**What you have to do:** Return every line below in which "DARTON" appears.

**Materials provided:**

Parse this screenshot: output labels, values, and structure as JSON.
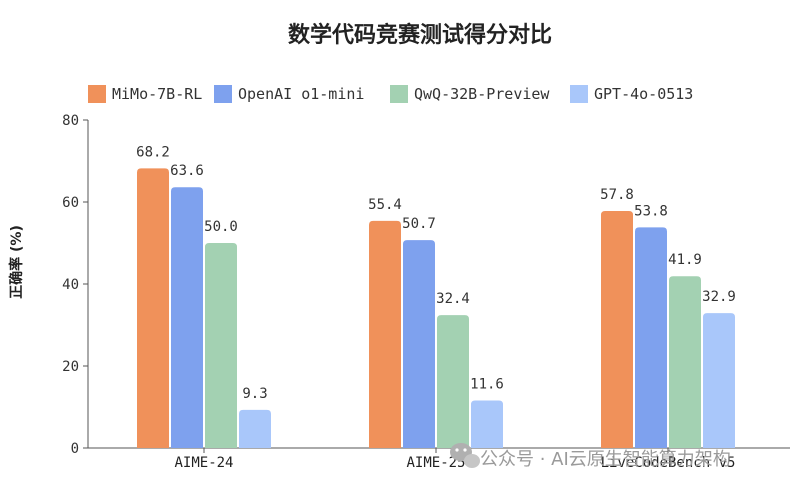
{
  "chart_data": {
    "type": "bar",
    "title": "数学代码竞赛测试得分对比",
    "ylabel": "正确率 (%)",
    "xlabel": "",
    "ylim": [
      0,
      80
    ],
    "yticks": [
      0,
      20,
      40,
      60,
      80
    ],
    "grid": false,
    "legend_position": "top",
    "categories": [
      "AIME-24",
      "AIME-25",
      "LiveCodeBench v5"
    ],
    "series": [
      {
        "name": "MiMo-7B-RL",
        "color": "#f0915a",
        "values": [
          68.2,
          55.4,
          57.8
        ]
      },
      {
        "name": "OpenAI o1-mini",
        "color": "#7ea1ee",
        "values": [
          63.6,
          50.7,
          53.8
        ]
      },
      {
        "name": "QwQ-32B-Preview",
        "color": "#a3d1b2",
        "values": [
          50.0,
          32.4,
          41.9
        ]
      },
      {
        "name": "GPT-4o-0513",
        "color": "#a9c7fa",
        "values": [
          9.3,
          11.6,
          32.9
        ]
      }
    ],
    "data_labels": [
      [
        "68.2",
        "55.4",
        "57.8"
      ],
      [
        "63.6",
        "50.7",
        "53.8"
      ],
      [
        "50.0",
        "32.4",
        "41.9"
      ],
      [
        "9.3",
        "11.6",
        "32.9"
      ]
    ]
  },
  "watermark": {
    "icon": "wechat-icon",
    "text": "公众号 · AI云原生智能算力架构"
  }
}
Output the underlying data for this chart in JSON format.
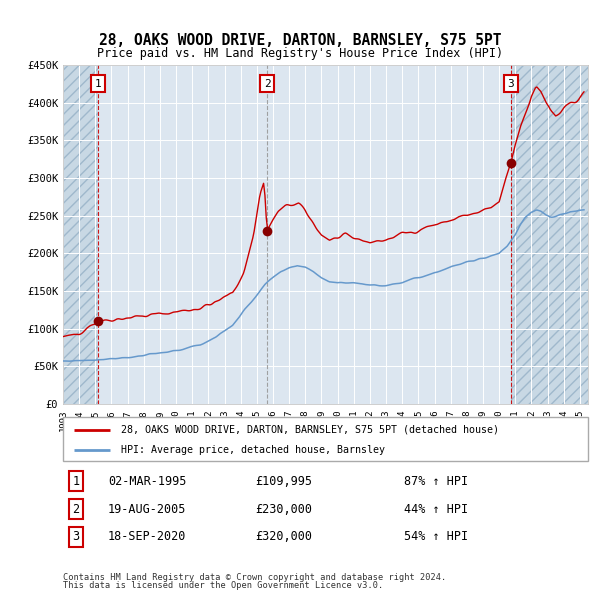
{
  "title1": "28, OAKS WOOD DRIVE, DARTON, BARNSLEY, S75 5PT",
  "title2": "Price paid vs. HM Land Registry's House Price Index (HPI)",
  "hpi_color": "#6699cc",
  "price_color": "#cc0000",
  "sale_marker_color": "#880000",
  "bg_color": "#dce6f0",
  "grid_color": "#ffffff",
  "sale1": {
    "date": "02-MAR-1995",
    "price": 109995,
    "label": "1",
    "pct": "87% ↑ HPI",
    "x_year": 1995.17
  },
  "sale2": {
    "date": "19-AUG-2005",
    "price": 230000,
    "label": "2",
    "pct": "44% ↑ HPI",
    "x_year": 2005.63
  },
  "sale3": {
    "date": "18-SEP-2020",
    "price": 320000,
    "label": "3",
    "pct": "54% ↑ HPI",
    "x_year": 2020.72
  },
  "legend1": "28, OAKS WOOD DRIVE, DARTON, BARNSLEY, S75 5PT (detached house)",
  "legend2": "HPI: Average price, detached house, Barnsley",
  "footer1": "Contains HM Land Registry data © Crown copyright and database right 2024.",
  "footer2": "This data is licensed under the Open Government Licence v3.0.",
  "ylim": [
    0,
    450000
  ],
  "xlim_start": 1993.0,
  "xlim_end": 2025.5,
  "prop_key_x": [
    1993.0,
    1993.5,
    1994.0,
    1994.5,
    1995.17,
    1995.8,
    1996.5,
    1997.5,
    1998.5,
    1999.5,
    2000.5,
    2001.5,
    2002.5,
    2003.5,
    2004.2,
    2004.8,
    2005.2,
    2005.45,
    2005.63,
    2005.9,
    2006.3,
    2006.8,
    2007.2,
    2007.6,
    2008.0,
    2008.5,
    2009.0,
    2009.5,
    2010.0,
    2010.5,
    2011.0,
    2011.5,
    2012.0,
    2012.5,
    2013.0,
    2013.5,
    2014.0,
    2014.5,
    2015.0,
    2015.5,
    2016.0,
    2016.5,
    2017.0,
    2017.5,
    2018.0,
    2018.5,
    2019.0,
    2019.5,
    2020.0,
    2020.5,
    2020.72,
    2021.0,
    2021.3,
    2021.6,
    2022.0,
    2022.3,
    2022.6,
    2022.9,
    2023.2,
    2023.5,
    2023.8,
    2024.1,
    2024.4,
    2024.7,
    2025.0,
    2025.3
  ],
  "prop_key_y": [
    88000,
    90000,
    95000,
    103000,
    109995,
    112000,
    114000,
    116000,
    118000,
    121000,
    124000,
    128000,
    135000,
    148000,
    175000,
    225000,
    280000,
    295000,
    230000,
    240000,
    255000,
    262000,
    265000,
    265000,
    255000,
    240000,
    225000,
    218000,
    220000,
    222000,
    220000,
    218000,
    215000,
    216000,
    218000,
    222000,
    226000,
    228000,
    232000,
    235000,
    238000,
    240000,
    244000,
    248000,
    250000,
    252000,
    255000,
    260000,
    268000,
    305000,
    320000,
    345000,
    368000,
    385000,
    410000,
    420000,
    415000,
    400000,
    388000,
    382000,
    386000,
    392000,
    398000,
    402000,
    408000,
    412000
  ],
  "hpi_key_x": [
    1993.0,
    1993.5,
    1994.0,
    1994.5,
    1995.0,
    1995.5,
    1996.0,
    1996.5,
    1997.0,
    1997.5,
    1998.0,
    1998.5,
    1999.0,
    1999.5,
    2000.0,
    2000.5,
    2001.0,
    2001.5,
    2002.0,
    2002.5,
    2003.0,
    2003.5,
    2004.0,
    2004.5,
    2005.0,
    2005.5,
    2006.0,
    2006.5,
    2007.0,
    2007.5,
    2008.0,
    2008.5,
    2009.0,
    2009.5,
    2010.0,
    2010.5,
    2011.0,
    2011.5,
    2012.0,
    2012.5,
    2013.0,
    2013.5,
    2014.0,
    2014.5,
    2015.0,
    2015.5,
    2016.0,
    2016.5,
    2017.0,
    2017.5,
    2018.0,
    2018.5,
    2019.0,
    2019.5,
    2020.0,
    2020.5,
    2021.0,
    2021.3,
    2021.6,
    2022.0,
    2022.3,
    2022.6,
    2022.9,
    2023.2,
    2023.5,
    2023.8,
    2024.1,
    2024.4,
    2024.7,
    2025.0,
    2025.3
  ],
  "hpi_key_y": [
    57000,
    57500,
    58000,
    58500,
    59000,
    59800,
    60500,
    61200,
    62000,
    63000,
    64500,
    66000,
    67500,
    69000,
    71000,
    73500,
    76000,
    79000,
    84000,
    90000,
    97000,
    105000,
    118000,
    132000,
    145000,
    158000,
    168000,
    175000,
    180000,
    184000,
    182000,
    176000,
    168000,
    163000,
    161000,
    161000,
    161000,
    160000,
    158000,
    157000,
    158000,
    160000,
    162000,
    165000,
    168000,
    171000,
    175000,
    178000,
    182000,
    185000,
    188000,
    191000,
    194000,
    197000,
    200000,
    210000,
    225000,
    238000,
    248000,
    255000,
    258000,
    255000,
    250000,
    248000,
    249000,
    251000,
    253000,
    255000,
    256000,
    257000,
    258000
  ]
}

**In response:**
  "title1": "28, OAKS WOOD DRIVE, DARTON, BARNSLEY, S75 5PT",
  "legend1": "28, OAKS WOOD DRIVE, DARTON, BARNSLEY, S75 5PT (detached house)",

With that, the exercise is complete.